Among the following entries, count the lines that contain "name" and report only the result.

--*--

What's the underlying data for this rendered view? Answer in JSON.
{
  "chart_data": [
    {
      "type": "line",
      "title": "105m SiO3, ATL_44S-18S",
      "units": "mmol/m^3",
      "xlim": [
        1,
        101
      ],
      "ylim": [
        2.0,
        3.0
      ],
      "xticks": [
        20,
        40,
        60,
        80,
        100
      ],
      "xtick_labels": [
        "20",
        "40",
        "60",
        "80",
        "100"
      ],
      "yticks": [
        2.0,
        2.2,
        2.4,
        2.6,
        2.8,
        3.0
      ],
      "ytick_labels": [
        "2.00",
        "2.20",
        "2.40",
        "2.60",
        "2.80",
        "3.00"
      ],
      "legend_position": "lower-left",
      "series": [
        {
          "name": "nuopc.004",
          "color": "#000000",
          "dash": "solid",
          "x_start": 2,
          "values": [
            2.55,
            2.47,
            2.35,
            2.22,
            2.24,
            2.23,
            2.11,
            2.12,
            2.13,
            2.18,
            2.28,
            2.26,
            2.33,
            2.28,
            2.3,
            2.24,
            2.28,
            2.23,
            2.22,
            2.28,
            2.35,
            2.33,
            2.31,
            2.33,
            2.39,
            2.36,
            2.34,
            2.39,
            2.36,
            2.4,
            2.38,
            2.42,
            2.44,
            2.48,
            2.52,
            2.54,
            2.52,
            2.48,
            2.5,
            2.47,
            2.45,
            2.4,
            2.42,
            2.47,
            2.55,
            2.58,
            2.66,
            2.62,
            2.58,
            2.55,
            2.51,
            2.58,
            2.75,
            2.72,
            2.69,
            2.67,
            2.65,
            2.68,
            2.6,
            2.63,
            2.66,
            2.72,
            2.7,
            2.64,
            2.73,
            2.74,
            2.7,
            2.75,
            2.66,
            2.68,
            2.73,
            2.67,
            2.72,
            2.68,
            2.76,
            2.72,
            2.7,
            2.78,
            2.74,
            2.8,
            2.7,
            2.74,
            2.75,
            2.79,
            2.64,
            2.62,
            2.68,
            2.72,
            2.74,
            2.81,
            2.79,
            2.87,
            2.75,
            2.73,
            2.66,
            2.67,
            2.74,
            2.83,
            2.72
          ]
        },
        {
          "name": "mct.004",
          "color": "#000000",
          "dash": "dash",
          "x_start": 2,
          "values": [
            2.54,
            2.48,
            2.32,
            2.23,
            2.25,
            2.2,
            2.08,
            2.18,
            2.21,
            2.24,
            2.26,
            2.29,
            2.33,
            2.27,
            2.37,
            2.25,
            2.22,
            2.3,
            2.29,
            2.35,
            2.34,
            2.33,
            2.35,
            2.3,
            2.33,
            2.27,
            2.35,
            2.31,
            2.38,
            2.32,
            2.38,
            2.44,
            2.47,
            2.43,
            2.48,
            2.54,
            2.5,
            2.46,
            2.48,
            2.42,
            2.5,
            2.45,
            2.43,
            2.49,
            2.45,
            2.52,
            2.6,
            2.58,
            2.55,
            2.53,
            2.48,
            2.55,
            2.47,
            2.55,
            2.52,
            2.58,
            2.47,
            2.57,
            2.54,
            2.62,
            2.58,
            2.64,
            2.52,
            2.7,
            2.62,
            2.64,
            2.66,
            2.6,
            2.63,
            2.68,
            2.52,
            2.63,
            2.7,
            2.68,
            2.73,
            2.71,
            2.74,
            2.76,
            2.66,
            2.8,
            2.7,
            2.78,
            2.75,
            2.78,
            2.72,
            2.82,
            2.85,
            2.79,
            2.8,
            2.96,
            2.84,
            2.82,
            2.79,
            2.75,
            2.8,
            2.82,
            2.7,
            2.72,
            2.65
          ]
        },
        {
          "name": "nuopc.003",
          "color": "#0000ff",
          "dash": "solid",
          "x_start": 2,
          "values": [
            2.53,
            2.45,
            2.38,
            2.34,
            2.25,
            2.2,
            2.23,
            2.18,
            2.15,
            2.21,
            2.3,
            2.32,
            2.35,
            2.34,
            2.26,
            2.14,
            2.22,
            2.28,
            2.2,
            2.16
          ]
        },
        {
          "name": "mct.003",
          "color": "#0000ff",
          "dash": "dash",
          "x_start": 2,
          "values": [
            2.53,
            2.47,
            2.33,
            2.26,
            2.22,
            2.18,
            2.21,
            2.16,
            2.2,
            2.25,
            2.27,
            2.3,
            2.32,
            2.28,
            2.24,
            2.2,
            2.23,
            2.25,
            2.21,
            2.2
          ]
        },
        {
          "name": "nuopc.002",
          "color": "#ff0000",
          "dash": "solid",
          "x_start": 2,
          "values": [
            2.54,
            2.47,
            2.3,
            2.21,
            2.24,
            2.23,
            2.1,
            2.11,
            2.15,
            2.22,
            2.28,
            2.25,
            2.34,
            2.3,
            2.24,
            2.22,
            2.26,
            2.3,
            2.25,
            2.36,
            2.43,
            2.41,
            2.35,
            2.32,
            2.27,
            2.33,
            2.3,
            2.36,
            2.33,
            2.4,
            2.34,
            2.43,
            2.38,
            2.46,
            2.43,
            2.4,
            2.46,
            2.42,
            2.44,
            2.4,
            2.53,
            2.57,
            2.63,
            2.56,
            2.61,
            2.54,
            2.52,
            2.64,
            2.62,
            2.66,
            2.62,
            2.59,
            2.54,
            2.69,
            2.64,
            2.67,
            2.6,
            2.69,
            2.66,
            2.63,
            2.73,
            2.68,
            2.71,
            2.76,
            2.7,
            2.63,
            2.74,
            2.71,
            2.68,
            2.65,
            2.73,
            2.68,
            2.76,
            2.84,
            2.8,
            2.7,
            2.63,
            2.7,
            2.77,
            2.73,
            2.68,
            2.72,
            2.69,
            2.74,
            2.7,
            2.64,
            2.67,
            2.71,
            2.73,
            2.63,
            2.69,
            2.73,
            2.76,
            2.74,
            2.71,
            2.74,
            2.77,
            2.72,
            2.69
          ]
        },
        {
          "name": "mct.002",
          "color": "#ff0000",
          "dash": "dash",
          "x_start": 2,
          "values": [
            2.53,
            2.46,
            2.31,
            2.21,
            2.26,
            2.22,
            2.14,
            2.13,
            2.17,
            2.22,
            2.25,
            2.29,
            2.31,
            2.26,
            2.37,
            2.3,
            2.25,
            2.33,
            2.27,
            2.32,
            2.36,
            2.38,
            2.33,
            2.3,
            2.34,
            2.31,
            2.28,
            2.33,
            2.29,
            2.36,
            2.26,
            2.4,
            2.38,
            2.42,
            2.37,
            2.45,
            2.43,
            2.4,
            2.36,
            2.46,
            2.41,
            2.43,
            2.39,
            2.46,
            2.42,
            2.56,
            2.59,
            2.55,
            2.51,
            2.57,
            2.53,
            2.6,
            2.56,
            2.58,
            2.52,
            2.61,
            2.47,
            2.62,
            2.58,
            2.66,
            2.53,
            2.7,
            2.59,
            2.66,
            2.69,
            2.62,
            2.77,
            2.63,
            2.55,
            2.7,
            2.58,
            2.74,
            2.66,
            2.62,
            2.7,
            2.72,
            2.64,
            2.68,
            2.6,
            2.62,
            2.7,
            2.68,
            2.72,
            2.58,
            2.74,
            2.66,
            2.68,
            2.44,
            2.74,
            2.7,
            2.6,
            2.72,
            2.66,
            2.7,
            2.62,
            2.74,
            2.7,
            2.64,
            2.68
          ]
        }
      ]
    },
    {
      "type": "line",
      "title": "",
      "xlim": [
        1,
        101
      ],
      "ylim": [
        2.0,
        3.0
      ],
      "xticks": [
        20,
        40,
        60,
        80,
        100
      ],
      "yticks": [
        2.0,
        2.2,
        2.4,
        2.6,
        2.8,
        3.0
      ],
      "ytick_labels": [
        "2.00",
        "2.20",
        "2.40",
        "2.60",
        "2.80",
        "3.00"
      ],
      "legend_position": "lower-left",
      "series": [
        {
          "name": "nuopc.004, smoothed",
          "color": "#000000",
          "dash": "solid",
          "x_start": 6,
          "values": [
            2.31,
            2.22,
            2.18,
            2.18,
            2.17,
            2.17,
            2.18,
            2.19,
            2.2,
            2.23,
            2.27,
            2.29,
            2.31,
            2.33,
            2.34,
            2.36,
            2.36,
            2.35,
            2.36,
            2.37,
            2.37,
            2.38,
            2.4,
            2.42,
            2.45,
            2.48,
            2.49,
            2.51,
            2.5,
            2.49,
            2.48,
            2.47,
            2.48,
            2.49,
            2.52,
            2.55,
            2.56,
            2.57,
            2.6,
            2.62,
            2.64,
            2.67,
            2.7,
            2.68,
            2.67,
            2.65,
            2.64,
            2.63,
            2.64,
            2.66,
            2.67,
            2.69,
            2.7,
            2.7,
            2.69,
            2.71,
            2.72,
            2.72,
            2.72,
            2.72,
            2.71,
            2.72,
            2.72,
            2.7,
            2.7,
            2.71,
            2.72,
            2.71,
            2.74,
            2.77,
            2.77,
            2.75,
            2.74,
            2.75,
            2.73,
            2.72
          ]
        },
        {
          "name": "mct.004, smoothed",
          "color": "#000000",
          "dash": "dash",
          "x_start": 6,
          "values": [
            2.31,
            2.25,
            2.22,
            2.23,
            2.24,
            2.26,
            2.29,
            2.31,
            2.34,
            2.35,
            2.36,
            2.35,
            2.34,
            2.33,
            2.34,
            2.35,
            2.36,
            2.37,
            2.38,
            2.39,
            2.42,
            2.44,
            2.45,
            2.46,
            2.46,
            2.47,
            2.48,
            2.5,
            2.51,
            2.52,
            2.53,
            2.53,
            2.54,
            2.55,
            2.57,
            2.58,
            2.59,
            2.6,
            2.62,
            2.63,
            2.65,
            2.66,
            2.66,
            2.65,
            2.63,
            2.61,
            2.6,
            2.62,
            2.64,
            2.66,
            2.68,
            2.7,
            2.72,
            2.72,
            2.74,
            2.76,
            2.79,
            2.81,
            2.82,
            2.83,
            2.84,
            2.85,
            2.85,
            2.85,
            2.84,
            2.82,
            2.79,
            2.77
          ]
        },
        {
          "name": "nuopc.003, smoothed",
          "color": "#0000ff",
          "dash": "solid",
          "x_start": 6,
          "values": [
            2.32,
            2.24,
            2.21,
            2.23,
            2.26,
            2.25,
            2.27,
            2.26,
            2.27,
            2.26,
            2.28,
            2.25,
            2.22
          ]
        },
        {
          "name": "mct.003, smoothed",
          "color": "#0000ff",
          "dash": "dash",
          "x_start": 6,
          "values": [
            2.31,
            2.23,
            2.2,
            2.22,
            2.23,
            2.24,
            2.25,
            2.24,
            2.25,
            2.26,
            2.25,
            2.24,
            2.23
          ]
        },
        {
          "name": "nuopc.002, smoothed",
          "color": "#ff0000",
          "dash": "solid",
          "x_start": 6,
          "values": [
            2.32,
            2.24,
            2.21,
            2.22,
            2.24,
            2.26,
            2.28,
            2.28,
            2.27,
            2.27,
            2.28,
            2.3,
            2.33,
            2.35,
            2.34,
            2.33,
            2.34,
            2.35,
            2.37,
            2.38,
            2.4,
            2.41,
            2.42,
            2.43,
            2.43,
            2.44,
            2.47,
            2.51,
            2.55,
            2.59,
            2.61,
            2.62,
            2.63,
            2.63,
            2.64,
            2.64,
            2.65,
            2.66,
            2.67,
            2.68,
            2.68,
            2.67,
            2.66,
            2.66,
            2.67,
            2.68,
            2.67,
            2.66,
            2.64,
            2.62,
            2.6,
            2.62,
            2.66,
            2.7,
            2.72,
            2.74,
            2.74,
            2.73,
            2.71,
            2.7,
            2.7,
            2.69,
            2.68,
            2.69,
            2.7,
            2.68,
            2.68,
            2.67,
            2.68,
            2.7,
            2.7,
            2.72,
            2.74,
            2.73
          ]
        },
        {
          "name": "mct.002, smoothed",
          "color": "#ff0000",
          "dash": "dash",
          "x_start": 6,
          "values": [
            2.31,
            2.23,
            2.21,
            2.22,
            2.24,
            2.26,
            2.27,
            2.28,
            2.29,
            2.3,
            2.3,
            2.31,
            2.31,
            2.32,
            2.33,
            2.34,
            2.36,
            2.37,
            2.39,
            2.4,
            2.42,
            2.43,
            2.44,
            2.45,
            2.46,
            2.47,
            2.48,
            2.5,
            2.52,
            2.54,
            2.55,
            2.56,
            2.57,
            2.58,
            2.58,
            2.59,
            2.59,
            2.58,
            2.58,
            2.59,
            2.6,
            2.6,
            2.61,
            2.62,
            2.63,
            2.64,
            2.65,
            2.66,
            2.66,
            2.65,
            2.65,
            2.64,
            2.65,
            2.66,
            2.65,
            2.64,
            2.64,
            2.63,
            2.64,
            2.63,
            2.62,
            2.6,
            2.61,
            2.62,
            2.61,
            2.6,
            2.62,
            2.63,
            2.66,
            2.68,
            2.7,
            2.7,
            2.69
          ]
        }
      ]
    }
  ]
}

--*--

• EXPECTED ANSWER
12